--- TRECHO DO TEXTO ---
>>>

Luís também obriga aqueles que o servem, sejam marinheiros ou soldados, a ouvirem longos sermões, e a participarem de ofícios religiosos. Para impedir que seus soldados almoçassem nas tavernas da cidade, lugares mal afamados, de jogos, bebida e mulheres, oferece-lhes o almoço no próprio local de serviço, no refeitório do palácio, sem cobrar por isso. Ao contrário, continuando dando aos soldados a ajuda de custo a que tinham direito para comer fora. Alguns o fazem a contragosto, pois comendo no palácio, seriam obrigados a ouvir sermões durante a refeição. Para Luís as tavernas eram tão perigosas quanto os bordéis.
Algumas destas práticas causavam transtornos no meio em que vivia o rei. Luís era consciente de que seu comportamento piedoso não agradava a todos, e suscitavam inúmeras críticas. Uma das mais comuns era o fato de gastar muito com esmolas e com a construção de edifícios religiosos[29]. Era claro, para os medievais, burgueses e nobres que o cercavam, que Luís não podia ultrapassar o limite do rei para o de sacerdote. 
Uma forte crítica vinha daqueles que consideravam Luís como um refém dos colaboradores e conselheiros religiosos, principalmente dos franciscanos e dominicanos[30]. Um episódio contado por seu biógrafo franciscano Guillerme de Saint-Pathus, demonstra bem a sua proximidade com o clero. Diz-se que uma mulher o abordou na saída do parlamento, e teria exclamado: “Só és rei dos frades menores e dos pregadores, dos padres e dos clérigos!”[31]. A reação de Luís, segundo seu biógrafo, foi de calma. Concordou com a mulher, e disse que ela tinha razão, e que outro governaria melhor o reino. E pediu a seus soldados que dessem dinheiro a ela. O fato em si demonstra o quanto Luís prezava a companhia do clero, e como isso não era bem visto por alguns setores da sociedade[32].  




[26] Le Goff, O maravilhoso..., oc., p. 89, nota 41.
[27] Idem.

<<<

--- MATERIAL A PROCESSAR ---
>>>

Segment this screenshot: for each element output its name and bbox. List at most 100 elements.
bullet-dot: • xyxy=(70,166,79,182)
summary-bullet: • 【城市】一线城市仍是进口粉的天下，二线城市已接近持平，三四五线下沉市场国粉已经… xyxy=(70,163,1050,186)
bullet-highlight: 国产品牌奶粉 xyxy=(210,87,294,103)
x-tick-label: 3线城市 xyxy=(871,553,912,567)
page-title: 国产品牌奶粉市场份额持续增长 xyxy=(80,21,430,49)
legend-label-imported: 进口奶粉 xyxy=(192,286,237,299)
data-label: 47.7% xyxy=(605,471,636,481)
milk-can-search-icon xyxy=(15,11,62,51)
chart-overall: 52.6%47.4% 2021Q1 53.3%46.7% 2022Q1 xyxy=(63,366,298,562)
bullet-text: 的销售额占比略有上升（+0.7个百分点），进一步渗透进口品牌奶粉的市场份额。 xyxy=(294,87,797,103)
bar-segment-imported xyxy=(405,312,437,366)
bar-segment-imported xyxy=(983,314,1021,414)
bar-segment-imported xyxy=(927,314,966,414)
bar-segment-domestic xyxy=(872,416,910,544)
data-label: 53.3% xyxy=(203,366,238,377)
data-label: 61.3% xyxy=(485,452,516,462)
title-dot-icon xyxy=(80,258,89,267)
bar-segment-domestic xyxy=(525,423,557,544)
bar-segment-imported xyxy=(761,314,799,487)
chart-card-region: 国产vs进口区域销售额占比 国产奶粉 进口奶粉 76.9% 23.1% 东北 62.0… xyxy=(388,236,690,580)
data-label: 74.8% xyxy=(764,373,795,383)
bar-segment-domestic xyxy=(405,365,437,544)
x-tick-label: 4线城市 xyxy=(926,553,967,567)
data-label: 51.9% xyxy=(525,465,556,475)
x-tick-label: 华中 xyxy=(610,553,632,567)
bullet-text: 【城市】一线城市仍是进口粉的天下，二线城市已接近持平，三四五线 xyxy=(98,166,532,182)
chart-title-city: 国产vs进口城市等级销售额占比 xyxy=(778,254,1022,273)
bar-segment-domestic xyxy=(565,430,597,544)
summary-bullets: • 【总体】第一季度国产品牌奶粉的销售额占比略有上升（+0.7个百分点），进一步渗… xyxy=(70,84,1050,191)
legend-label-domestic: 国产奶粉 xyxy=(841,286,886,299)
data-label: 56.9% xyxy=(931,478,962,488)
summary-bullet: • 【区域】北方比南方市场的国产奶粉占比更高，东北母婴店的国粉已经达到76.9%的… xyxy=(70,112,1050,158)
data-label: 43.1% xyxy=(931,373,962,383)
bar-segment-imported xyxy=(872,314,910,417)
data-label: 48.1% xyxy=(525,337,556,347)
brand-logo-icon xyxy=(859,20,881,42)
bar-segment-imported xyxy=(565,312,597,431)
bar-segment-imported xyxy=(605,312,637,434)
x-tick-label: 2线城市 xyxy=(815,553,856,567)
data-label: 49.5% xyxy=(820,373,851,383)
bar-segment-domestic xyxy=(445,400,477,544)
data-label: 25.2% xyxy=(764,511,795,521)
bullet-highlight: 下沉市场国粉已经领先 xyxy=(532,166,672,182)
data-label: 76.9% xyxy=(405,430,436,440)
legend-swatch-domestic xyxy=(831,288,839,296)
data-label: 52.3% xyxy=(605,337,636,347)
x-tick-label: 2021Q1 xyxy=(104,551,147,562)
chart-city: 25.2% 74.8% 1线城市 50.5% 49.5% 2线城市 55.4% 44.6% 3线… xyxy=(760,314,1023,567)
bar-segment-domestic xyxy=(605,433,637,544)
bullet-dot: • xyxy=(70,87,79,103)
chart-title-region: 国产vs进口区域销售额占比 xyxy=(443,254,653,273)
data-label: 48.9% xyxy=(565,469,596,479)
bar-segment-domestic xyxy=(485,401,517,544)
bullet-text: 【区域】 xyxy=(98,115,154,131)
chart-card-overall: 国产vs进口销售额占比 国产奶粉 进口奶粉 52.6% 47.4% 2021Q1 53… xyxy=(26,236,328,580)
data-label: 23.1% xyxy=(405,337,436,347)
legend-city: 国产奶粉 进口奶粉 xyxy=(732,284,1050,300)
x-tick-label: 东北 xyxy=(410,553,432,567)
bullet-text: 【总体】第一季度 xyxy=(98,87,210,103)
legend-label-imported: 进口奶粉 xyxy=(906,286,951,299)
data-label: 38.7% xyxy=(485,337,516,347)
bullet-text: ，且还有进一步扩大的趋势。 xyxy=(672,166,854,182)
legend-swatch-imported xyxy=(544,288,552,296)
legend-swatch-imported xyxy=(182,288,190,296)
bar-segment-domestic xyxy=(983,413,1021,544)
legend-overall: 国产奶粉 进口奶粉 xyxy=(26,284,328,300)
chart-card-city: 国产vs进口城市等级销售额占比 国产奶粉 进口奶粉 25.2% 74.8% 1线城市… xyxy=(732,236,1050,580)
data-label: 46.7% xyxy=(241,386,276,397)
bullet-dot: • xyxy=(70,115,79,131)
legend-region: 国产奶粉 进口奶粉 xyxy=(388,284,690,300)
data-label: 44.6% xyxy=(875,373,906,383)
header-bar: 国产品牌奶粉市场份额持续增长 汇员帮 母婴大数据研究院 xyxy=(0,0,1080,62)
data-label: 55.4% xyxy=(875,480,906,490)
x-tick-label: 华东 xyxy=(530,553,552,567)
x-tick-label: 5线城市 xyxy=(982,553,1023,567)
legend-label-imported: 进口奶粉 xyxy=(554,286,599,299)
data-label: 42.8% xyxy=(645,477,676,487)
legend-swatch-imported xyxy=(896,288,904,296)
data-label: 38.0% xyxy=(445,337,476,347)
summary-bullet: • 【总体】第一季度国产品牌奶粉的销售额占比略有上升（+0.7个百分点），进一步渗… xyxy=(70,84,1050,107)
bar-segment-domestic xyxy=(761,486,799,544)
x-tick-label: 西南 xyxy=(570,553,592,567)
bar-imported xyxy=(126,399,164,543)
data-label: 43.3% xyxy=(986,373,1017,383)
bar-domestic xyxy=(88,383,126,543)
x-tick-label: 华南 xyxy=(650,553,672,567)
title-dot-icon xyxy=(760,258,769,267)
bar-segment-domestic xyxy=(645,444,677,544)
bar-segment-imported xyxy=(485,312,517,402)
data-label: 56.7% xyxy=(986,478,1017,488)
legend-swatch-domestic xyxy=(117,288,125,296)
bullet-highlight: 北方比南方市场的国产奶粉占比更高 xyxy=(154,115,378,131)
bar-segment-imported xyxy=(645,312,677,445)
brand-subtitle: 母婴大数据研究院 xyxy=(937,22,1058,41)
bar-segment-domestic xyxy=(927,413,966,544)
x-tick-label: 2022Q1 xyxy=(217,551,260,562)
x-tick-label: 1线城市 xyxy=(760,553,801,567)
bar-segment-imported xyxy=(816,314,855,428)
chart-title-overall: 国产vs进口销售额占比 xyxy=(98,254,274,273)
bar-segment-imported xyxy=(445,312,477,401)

<<<

--- INSTRUÇÕES ---
(A) Extraia dos registros, sem nenhuma alteração, as linhas começando na primeira delas e terminando na linha que contém "data-label: 53.3% xyxy=(203,366,238,377)", incluindo ambas.
(B) Prossiga o trecho sobre a devoção do rei Luís e as críticas que ela despertava, a partir do ponto em que ele termina.

--- RESULTADOS ---
(A)
Segment this screenshot: for each element output its name and bbox. List at most 100 elements.
bullet-dot: • xyxy=(70,166,79,182)
summary-bullet: • 【城市】一线城市仍是进口粉的天下，二线城市已接近持平，三四五线下沉市场国粉已经… xyxy=(70,163,1050,186)
bullet-highlight: 国产品牌奶粉 xyxy=(210,87,294,103)
x-tick-label: 3线城市 xyxy=(871,553,912,567)
page-title: 国产品牌奶粉市场份额持续增长 xyxy=(80,21,430,49)
legend-label-imported: 进口奶粉 xyxy=(192,286,237,299)
data-label: 47.7% xyxy=(605,471,636,481)
milk-can-search-icon xyxy=(15,11,62,51)
chart-overall: 52.6%47.4% 2021Q1 53.3%46.7% 2022Q1 xyxy=(63,366,298,562)
bullet-text: 的销售额占比略有上升（+0.7个百分点），进一步渗透进口品牌奶粉的市场份额。 xyxy=(294,87,797,103)
bar-segment-imported xyxy=(405,312,437,366)
bar-segment-imported xyxy=(983,314,1021,414)
bar-segment-imported xyxy=(927,314,966,414)
bar-segment-domestic xyxy=(872,416,910,544)
data-label: 53.3% xyxy=(203,366,238,377)

(B)
[28] Vários gestos de Luís demonstram um espírito livre das amarras do poder e das convenções sociais. Ele é um rei que se senta no chão, na terra nua, para conversar com seus súditos; é capaz de fazer reuniões sob as árvores, nos jardins do palácio; frequentemente come com os monges, vai à cozinha e lhes traz a terrina com a sopa, e os serve. Quando é advertido pelo abade que acabou sujando a capa na terrina de sopa, o rei responde: “não tem importância. Eu tenho outras”. Cfr. Guilherme de Saint-Pathus, citado por Le Goff, São Luís, oc., p. 557.  
[29] Quando lhe criticam pelo excesso de despesa na construção dos conventos dos franciscanos e dominicanos em Paris, Luís responde: “Meu Deus! Como acredito ser bem empregado este dinheiro para todos esses frades tão eminentes que do mundo inteiro confluem aos conventos parisienses para estudar a ciência sagrada, e que, aí tendo aprendido, voltam ao mundo inteiro para expandi-la pelo amor de Deus e a salvação das almas”. Le Goff, São Luís, oc., p. 725.
[30] Franciscanos e dominicanos eram os principais confessores da família real. A esposa de Luís e sua filha, Branca, tinham como confessores frades franciscanos.
[31] Guilherme de Saint-Pathus, Vie de Saint Louis, p. 118-119, citado por Le Goff, São Luís, oc., 729.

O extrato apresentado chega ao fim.